EXERCISE PROMPT
Locate every line below that contains the word "тирном" and copy it.
* BEGIN RECORD LIST *
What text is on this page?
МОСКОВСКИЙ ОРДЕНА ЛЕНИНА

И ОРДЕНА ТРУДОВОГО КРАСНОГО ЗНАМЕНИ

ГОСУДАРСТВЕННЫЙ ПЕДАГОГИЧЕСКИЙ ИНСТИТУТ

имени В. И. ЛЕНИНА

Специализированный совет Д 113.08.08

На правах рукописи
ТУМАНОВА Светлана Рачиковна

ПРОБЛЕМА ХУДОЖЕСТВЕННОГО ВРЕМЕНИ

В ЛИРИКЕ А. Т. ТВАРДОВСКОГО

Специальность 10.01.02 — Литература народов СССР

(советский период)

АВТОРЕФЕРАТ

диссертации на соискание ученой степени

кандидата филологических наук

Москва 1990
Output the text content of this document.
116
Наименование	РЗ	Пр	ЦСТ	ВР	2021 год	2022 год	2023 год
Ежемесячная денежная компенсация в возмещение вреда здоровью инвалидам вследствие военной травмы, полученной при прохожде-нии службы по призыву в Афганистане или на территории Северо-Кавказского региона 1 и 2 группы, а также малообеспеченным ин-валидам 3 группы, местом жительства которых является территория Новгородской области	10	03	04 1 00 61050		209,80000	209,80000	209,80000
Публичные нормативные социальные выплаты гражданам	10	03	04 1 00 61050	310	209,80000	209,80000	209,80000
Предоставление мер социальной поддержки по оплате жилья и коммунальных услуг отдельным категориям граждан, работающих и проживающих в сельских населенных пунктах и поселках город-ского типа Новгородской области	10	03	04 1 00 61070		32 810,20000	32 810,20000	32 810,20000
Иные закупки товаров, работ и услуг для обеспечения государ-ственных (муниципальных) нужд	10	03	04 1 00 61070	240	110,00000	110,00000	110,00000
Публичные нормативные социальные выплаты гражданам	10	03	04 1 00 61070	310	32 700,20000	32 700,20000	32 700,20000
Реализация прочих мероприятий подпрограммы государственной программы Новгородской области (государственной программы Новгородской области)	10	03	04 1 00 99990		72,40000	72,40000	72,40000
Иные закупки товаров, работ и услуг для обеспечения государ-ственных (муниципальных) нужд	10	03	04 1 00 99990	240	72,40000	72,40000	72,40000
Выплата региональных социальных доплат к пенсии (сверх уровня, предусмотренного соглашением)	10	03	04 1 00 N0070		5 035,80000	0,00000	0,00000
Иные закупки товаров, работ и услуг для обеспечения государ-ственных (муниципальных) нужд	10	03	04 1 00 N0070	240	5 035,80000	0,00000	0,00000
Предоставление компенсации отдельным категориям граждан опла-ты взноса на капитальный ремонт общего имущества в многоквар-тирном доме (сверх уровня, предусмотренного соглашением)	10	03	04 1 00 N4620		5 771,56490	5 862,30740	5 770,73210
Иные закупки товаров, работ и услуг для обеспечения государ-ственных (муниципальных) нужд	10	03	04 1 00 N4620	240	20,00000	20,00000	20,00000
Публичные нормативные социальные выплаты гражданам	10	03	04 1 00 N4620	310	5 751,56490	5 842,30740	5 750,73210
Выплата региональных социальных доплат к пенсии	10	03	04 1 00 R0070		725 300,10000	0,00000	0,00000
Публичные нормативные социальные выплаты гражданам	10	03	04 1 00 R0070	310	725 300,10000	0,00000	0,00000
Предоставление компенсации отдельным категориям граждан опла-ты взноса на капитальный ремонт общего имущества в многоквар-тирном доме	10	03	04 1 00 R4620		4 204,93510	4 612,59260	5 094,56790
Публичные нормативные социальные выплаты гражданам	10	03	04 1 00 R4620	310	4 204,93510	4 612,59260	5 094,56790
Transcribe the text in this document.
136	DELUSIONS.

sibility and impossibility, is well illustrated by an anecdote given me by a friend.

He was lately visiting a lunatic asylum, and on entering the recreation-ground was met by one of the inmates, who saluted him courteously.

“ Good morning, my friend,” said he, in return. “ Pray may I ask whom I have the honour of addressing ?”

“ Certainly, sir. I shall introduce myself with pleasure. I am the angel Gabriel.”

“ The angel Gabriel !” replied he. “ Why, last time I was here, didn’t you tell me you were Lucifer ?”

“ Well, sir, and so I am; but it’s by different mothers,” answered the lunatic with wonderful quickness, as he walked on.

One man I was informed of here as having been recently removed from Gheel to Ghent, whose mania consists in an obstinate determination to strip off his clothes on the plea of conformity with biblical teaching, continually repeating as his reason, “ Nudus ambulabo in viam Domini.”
* END RECORD LIST *
CORRECT ANSWER
Предоставление компенсации отдельным категориям граждан опла-ты взноса на капитальный ремонт общего имущества в многоквар-тирном доме (сверх уровня, предусмотренного соглашением)	10	03	04 1 00 N4620		5 771,56490	5 862,30740	5 770,73210
Предоставление компенсации отдельным категориям граждан опла-ты взноса на капитальный ремонт общего имущества в многоквар-тирном доме	10	03	04 1 00 R4620		4 204,93510	4 612,59260	5 094,56790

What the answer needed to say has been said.